┌────────

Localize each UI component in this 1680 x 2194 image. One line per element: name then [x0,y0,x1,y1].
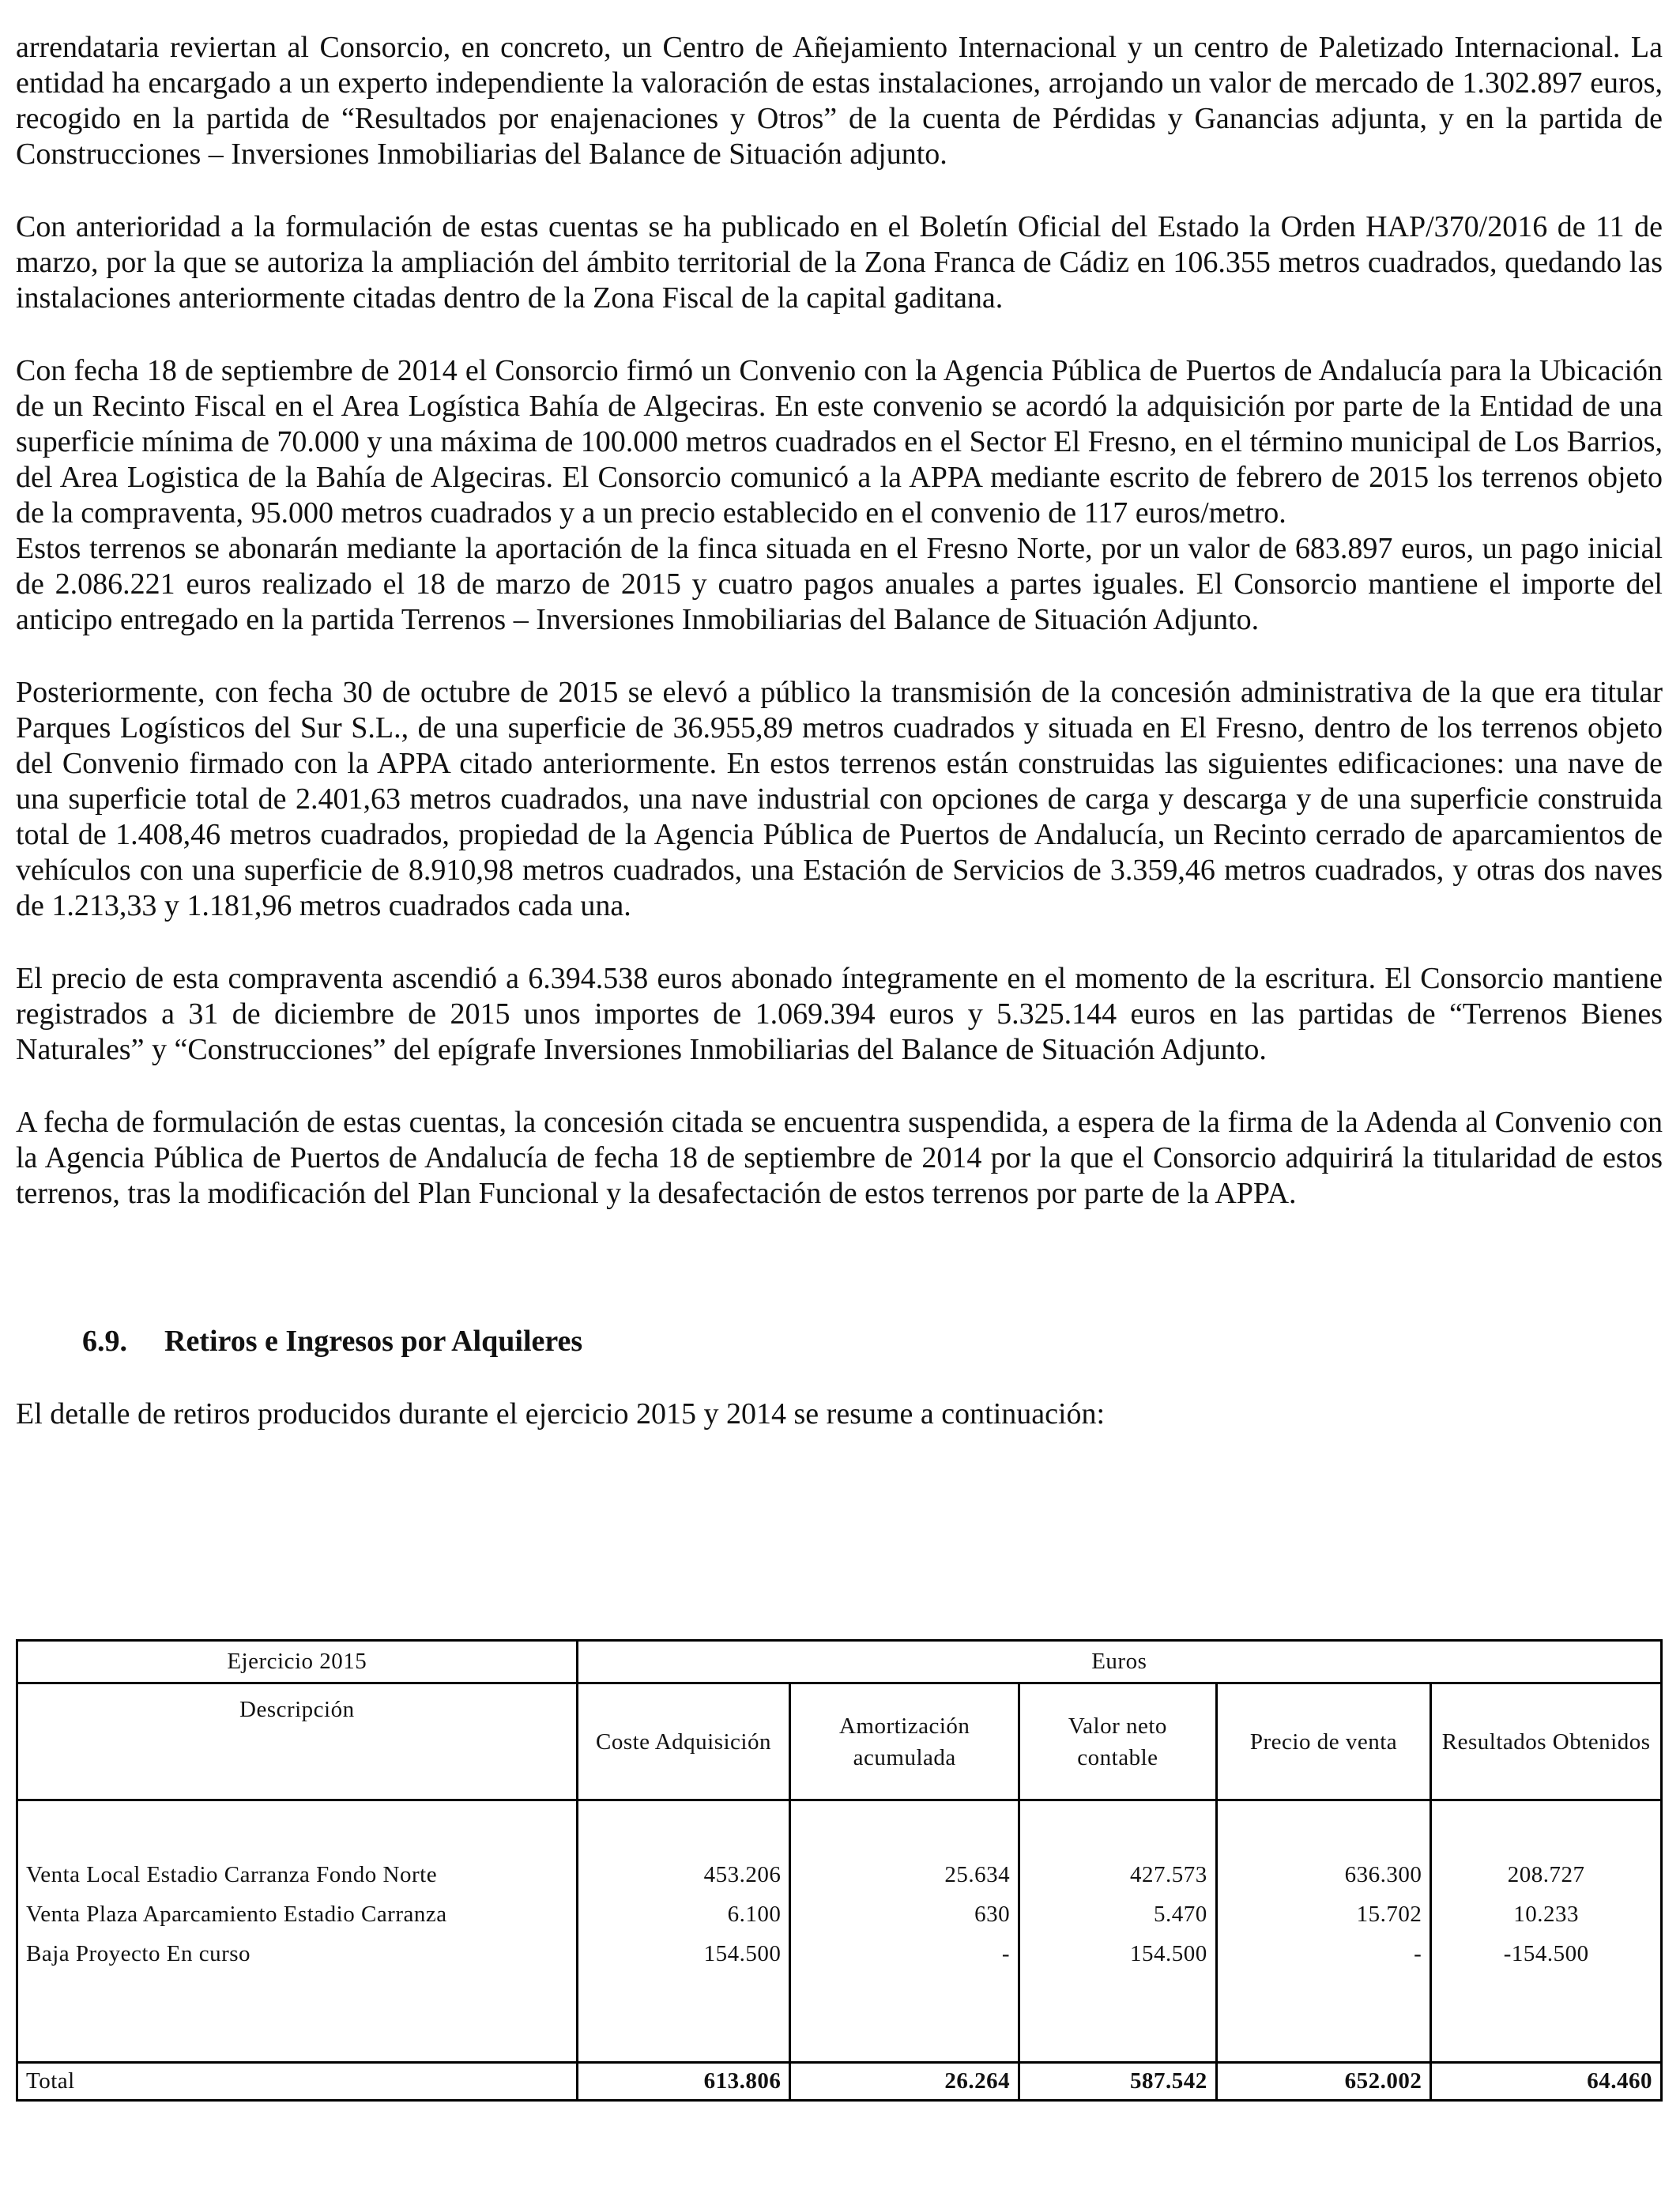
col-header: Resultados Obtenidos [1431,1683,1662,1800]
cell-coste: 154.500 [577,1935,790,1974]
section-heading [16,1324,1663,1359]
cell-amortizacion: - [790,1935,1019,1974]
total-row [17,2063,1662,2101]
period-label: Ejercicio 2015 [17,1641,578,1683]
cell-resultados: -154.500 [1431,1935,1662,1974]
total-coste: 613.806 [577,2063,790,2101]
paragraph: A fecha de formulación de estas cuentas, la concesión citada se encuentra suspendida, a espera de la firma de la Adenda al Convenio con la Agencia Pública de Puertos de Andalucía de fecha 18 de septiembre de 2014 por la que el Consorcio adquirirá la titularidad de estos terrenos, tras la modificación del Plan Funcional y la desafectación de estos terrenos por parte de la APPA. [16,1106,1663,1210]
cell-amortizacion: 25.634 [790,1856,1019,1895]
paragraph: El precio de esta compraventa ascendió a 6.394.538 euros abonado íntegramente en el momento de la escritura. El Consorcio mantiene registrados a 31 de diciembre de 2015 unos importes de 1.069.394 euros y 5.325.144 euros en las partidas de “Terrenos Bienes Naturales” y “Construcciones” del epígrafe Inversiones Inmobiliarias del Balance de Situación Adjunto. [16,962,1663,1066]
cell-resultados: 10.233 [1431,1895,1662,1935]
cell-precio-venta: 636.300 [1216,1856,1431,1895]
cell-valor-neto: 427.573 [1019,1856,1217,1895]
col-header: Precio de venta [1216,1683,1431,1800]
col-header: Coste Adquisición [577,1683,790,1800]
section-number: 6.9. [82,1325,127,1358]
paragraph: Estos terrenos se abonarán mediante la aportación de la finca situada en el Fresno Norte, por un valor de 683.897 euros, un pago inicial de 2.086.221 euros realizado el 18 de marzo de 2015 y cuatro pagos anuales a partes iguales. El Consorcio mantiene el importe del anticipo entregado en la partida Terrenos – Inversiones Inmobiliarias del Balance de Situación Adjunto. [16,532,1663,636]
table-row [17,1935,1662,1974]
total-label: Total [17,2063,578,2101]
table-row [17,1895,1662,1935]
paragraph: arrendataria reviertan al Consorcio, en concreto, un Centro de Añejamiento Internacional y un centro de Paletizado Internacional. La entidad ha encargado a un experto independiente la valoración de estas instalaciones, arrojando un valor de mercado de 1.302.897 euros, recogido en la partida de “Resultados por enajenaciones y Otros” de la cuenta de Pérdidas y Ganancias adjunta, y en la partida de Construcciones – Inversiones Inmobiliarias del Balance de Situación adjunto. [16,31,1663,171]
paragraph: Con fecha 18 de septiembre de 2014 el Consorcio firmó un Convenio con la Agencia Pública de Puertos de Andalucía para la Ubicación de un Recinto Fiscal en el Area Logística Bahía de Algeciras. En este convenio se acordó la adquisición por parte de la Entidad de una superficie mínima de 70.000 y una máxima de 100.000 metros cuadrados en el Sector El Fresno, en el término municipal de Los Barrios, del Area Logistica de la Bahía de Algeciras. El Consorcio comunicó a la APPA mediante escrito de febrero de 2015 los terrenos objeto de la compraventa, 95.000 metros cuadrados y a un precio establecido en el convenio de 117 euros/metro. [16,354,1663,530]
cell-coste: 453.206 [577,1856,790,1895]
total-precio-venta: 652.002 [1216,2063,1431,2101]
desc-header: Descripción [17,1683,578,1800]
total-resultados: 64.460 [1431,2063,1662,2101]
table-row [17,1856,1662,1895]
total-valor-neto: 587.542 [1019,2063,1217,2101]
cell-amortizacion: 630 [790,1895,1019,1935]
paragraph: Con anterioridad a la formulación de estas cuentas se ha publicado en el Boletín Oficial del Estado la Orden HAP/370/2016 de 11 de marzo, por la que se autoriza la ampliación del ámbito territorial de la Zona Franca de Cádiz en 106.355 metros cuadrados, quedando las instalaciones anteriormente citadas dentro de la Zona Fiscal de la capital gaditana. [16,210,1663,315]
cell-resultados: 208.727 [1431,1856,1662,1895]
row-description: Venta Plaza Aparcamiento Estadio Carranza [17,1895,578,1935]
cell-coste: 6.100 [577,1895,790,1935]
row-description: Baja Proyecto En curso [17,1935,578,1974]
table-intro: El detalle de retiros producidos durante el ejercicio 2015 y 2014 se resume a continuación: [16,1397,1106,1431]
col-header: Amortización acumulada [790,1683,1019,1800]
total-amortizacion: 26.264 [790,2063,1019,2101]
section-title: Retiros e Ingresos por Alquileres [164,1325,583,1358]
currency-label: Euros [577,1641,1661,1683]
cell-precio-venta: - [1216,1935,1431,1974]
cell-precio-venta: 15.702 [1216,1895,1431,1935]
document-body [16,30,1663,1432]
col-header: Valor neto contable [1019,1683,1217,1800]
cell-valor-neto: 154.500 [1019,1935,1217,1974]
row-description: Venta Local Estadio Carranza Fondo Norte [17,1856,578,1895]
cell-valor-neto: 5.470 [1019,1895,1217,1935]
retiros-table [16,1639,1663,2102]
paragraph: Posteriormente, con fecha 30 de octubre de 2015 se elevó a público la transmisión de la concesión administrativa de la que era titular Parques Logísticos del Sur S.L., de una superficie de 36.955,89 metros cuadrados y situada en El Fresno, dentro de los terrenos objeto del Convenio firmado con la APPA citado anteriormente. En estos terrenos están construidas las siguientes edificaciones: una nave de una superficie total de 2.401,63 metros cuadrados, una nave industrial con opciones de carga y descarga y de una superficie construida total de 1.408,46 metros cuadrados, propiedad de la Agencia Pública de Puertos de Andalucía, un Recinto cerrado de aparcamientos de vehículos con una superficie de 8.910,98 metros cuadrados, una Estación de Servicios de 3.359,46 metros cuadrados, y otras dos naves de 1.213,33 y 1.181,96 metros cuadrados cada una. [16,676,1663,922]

└────────
┌────────

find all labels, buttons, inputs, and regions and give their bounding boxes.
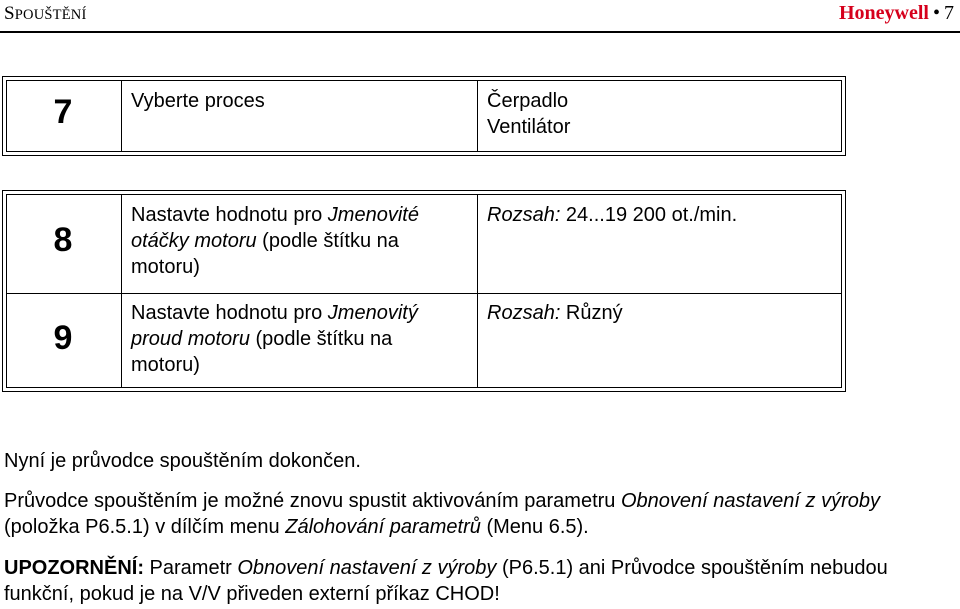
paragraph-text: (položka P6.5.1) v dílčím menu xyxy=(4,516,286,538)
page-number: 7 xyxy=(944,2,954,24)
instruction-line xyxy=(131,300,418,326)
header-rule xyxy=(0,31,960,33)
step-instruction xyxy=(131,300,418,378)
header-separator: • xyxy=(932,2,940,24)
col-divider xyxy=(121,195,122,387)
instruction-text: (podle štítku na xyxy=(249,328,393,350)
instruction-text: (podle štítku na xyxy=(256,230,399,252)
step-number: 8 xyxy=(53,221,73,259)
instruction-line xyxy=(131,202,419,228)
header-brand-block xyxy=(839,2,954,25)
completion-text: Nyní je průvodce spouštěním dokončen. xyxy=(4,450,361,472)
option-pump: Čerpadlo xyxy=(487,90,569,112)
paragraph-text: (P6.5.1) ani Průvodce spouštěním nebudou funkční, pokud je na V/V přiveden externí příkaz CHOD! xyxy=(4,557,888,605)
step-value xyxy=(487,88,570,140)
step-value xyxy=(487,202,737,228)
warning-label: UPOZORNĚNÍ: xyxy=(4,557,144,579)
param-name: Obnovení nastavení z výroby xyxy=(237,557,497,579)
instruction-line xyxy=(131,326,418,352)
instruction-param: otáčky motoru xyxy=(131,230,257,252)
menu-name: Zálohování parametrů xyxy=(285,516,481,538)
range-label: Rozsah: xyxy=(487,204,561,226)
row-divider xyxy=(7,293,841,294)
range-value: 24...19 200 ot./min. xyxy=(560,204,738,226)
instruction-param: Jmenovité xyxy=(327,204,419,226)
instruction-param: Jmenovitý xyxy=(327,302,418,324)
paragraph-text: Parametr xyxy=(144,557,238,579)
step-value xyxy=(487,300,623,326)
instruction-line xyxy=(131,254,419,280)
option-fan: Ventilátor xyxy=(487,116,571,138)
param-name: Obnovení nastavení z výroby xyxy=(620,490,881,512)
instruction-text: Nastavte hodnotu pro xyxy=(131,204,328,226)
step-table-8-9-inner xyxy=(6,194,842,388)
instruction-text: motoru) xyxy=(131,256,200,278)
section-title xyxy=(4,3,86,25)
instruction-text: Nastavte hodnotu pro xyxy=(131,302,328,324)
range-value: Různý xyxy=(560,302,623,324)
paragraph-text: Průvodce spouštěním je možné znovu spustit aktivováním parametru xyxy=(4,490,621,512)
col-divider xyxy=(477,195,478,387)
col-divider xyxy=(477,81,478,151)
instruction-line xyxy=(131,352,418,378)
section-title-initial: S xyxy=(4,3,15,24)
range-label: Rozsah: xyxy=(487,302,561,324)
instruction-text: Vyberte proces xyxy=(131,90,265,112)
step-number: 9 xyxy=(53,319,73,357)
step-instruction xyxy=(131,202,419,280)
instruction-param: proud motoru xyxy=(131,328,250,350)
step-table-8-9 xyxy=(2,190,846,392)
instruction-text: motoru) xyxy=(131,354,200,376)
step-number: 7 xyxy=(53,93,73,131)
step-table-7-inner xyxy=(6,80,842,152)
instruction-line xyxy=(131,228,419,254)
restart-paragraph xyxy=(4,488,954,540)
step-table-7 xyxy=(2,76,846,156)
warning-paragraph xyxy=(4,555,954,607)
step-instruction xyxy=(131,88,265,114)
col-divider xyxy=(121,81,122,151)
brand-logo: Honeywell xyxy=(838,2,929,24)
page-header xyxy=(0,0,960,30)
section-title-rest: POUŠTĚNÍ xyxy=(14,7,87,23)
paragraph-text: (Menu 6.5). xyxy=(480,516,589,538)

└────────
┌────────

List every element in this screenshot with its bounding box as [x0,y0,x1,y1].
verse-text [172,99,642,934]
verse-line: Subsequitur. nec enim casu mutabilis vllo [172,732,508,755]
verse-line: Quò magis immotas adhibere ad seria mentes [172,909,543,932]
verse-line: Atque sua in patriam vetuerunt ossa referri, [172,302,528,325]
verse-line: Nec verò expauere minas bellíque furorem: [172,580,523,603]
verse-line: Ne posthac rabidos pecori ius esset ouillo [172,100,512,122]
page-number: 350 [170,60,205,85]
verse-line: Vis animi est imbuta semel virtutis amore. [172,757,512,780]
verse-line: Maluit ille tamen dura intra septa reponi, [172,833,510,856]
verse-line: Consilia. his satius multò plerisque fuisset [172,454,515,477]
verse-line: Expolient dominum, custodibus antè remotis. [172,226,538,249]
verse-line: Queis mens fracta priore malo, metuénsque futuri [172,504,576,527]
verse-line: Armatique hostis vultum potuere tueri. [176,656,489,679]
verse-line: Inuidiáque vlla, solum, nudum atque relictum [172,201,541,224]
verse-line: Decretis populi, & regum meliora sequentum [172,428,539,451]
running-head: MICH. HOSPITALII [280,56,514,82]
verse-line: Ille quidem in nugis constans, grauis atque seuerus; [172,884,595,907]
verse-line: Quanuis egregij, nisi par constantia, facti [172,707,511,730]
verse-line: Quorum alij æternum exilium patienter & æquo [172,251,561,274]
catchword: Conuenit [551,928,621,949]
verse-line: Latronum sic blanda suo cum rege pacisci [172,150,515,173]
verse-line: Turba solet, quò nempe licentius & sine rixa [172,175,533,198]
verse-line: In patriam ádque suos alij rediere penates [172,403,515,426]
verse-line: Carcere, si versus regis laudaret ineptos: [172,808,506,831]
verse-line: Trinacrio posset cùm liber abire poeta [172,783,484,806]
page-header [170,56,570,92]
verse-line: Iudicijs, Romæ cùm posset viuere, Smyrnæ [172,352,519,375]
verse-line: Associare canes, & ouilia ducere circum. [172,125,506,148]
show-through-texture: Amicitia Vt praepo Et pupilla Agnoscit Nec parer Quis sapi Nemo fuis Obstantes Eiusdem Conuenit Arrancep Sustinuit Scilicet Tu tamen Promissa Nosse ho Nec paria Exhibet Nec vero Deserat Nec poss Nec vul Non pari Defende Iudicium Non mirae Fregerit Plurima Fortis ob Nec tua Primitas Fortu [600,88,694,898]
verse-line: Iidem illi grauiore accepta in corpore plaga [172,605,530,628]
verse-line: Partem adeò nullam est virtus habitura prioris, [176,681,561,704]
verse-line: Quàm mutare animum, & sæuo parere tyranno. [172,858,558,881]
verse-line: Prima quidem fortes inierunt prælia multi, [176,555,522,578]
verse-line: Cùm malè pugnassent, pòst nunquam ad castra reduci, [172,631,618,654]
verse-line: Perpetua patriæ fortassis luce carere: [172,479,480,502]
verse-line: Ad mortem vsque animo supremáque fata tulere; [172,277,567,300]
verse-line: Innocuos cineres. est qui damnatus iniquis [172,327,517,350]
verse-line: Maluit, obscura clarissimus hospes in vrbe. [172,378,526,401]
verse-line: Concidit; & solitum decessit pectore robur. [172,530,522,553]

└────────

● **Exercise description**
Can you print the material word for word, starting at the line that contains "List every element" and ending at the line that contains "verse-line: Ne posthac", with both of those lines included?

● **Answer to the exercise**
List every element in this screenshot with its bounding box as [x0,y0,x1,y1].
verse-text [172,99,642,934]
verse-line: Subsequitur. nec enim casu mutabilis vllo [172,732,508,755]
verse-line: Quò magis immotas adhibere ad seria mentes [172,909,543,932]
verse-line: Atque sua in patriam vetuerunt ossa referri, [172,302,528,325]
verse-line: Nec verò expauere minas bellíque furorem: [172,580,523,603]
verse-line: Ne posthac rabidos pecori ius esset ouillo [172,100,512,122]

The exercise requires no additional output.